# [WHAT TO WORK ON]
Say how many lines of the material below contain the word "close", with no other words.

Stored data

━━━━━━━━

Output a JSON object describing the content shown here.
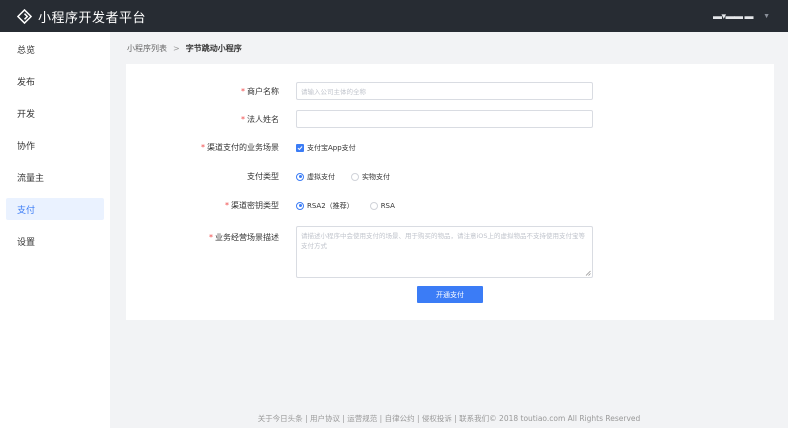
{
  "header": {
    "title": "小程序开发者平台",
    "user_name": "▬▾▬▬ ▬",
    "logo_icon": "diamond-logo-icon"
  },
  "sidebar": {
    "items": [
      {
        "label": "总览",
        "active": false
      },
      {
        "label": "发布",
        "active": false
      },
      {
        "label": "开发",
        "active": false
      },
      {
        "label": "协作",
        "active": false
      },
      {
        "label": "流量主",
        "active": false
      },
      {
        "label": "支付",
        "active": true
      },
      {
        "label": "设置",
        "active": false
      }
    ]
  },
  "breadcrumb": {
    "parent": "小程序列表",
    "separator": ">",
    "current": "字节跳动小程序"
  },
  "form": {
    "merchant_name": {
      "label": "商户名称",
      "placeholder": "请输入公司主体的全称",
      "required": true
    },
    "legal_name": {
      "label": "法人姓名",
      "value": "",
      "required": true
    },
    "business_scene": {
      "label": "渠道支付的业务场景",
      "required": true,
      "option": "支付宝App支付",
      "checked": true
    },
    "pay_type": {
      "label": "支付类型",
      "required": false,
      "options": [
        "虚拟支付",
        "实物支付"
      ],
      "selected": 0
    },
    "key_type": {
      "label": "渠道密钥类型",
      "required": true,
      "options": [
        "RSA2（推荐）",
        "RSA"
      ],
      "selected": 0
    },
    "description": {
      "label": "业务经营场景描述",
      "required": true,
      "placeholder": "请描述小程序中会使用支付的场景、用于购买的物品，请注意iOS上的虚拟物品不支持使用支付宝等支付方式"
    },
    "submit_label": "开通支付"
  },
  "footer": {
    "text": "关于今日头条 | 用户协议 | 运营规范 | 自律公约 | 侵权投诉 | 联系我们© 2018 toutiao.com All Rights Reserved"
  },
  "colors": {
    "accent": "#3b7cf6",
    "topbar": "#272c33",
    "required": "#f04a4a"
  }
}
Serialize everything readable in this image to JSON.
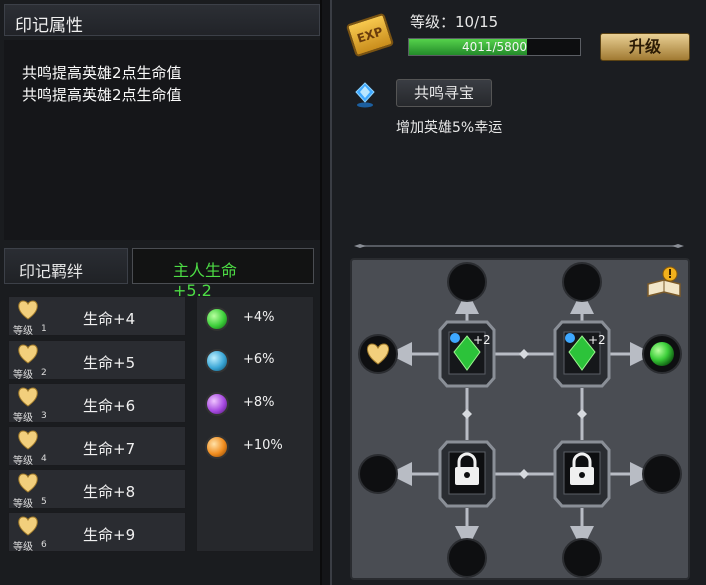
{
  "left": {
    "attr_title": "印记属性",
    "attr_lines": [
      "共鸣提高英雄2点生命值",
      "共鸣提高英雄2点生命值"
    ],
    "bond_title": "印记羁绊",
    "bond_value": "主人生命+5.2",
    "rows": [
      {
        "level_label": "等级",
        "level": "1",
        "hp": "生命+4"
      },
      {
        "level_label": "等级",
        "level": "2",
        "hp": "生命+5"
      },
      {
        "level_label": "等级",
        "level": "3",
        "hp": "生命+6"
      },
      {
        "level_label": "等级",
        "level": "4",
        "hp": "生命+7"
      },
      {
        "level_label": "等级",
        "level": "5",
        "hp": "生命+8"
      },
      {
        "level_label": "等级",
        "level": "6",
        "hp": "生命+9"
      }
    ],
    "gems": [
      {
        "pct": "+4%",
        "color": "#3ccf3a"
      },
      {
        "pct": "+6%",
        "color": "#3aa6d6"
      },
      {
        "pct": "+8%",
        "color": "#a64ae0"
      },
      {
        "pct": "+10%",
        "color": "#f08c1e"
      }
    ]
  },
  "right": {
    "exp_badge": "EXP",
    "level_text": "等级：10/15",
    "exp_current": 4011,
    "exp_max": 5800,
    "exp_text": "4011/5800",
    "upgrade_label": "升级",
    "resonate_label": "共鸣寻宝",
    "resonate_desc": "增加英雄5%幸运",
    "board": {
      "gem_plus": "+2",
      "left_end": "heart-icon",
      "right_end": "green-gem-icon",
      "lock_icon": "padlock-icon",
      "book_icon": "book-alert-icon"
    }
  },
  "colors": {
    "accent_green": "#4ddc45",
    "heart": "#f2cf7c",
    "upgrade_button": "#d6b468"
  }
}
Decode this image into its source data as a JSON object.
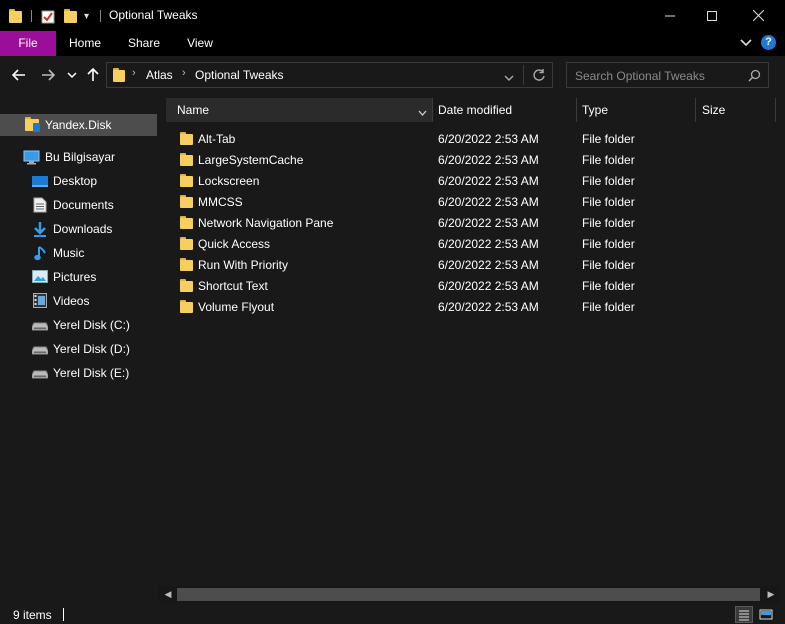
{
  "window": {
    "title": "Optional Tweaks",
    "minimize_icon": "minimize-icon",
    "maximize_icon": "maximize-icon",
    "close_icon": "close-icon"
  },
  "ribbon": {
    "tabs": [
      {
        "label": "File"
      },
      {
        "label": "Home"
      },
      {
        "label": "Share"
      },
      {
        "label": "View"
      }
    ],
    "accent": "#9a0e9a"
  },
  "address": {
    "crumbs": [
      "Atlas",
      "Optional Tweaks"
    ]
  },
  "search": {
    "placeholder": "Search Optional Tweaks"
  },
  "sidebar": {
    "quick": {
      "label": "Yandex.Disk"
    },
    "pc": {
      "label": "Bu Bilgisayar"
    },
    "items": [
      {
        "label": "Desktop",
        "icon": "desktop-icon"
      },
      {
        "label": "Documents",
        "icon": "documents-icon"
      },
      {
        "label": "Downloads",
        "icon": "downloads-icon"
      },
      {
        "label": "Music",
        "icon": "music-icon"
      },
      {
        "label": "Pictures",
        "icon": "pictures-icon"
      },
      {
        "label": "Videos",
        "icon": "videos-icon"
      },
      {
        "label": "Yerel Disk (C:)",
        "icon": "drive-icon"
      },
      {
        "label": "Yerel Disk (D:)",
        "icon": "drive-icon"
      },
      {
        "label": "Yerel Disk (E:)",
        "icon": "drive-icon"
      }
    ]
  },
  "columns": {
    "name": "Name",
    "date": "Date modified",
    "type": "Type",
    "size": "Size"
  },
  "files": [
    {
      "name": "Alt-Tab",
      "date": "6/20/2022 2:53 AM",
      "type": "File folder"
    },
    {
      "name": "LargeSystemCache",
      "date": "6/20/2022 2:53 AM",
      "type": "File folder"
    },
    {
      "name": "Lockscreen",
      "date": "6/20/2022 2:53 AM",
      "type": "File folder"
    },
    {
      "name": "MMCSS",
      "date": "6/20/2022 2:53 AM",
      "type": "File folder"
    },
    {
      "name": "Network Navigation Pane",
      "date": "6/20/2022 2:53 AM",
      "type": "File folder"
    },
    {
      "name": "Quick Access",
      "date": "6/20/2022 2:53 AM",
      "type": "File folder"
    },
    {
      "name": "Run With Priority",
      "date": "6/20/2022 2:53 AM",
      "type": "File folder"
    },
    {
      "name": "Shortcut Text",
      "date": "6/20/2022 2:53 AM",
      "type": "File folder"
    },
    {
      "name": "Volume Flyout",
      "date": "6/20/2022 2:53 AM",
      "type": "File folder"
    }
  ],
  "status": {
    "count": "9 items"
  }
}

━━━━━━━━

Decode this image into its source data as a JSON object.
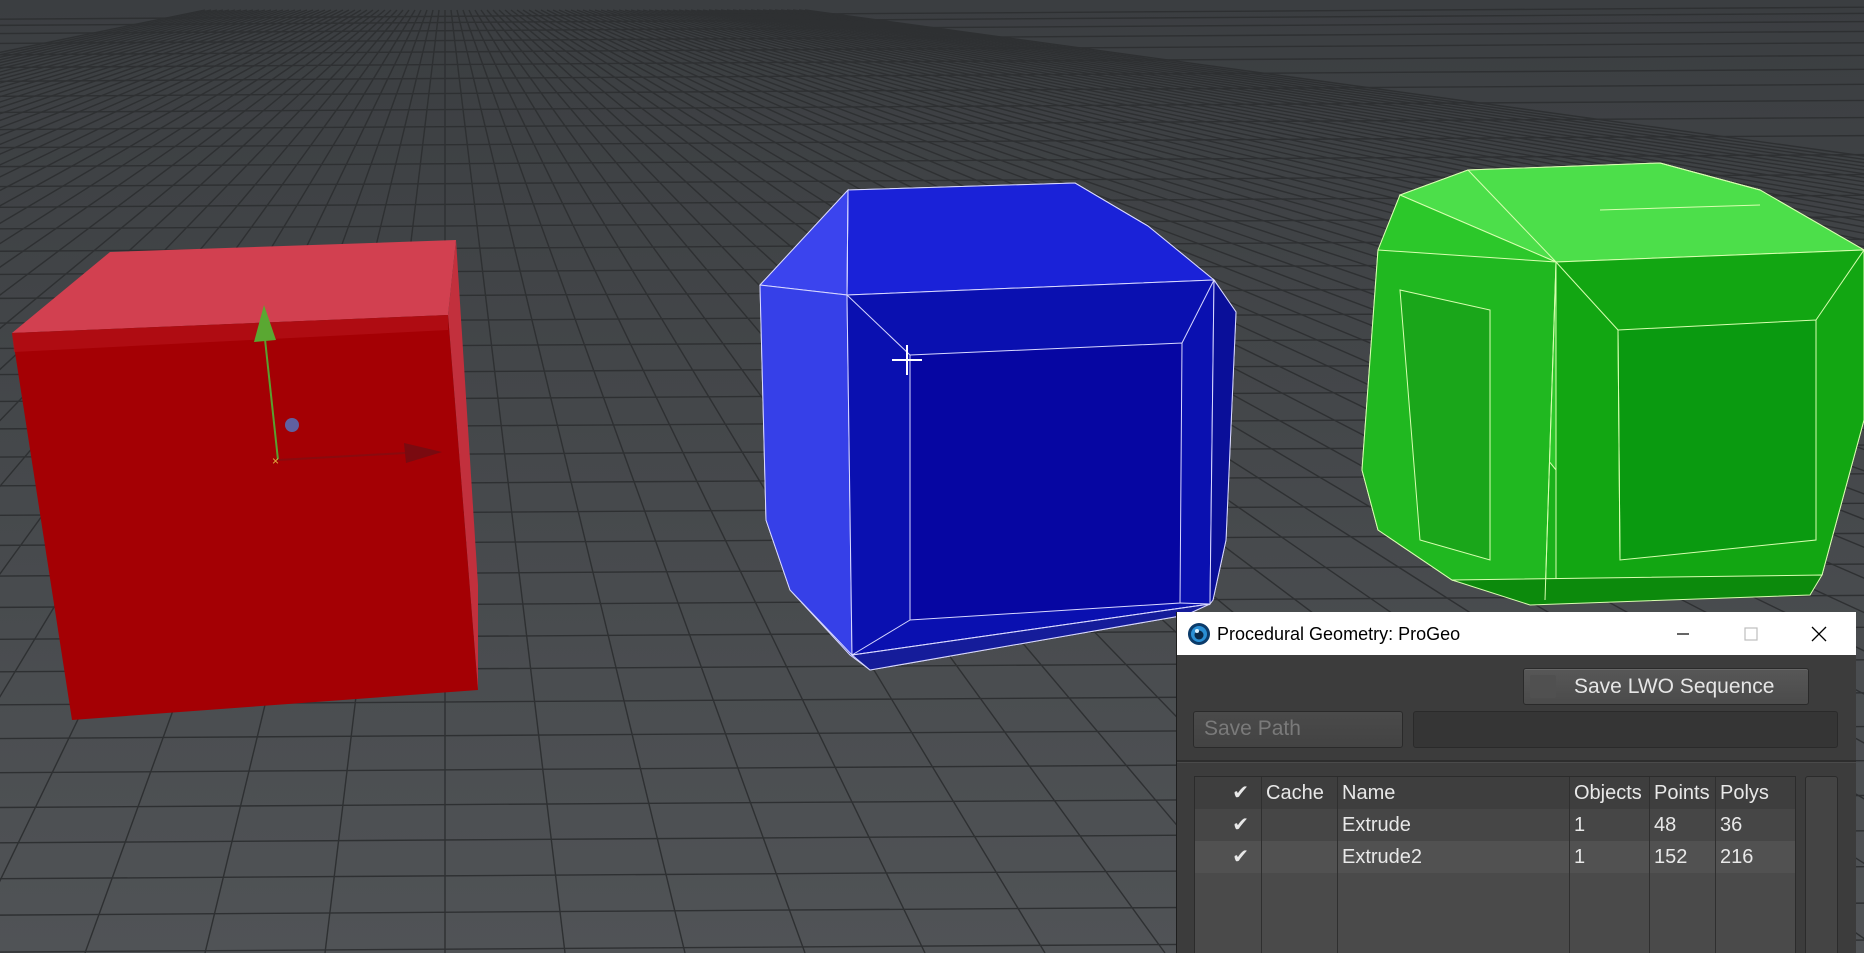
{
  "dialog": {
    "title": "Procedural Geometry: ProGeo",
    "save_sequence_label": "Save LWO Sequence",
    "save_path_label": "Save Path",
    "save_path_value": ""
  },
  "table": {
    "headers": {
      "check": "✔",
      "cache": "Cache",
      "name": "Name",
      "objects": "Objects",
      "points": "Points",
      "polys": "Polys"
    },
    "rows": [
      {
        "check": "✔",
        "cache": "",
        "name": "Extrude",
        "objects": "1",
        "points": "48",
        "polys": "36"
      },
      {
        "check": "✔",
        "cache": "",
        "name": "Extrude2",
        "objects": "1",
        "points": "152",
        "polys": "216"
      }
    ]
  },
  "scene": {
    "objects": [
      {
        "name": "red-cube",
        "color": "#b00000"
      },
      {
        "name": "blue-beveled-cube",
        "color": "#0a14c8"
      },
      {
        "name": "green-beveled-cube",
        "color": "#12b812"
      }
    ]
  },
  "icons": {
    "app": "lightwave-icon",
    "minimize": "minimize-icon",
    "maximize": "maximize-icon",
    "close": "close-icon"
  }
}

━━━━━━━━

# [COMPLETE RESPONSE]
2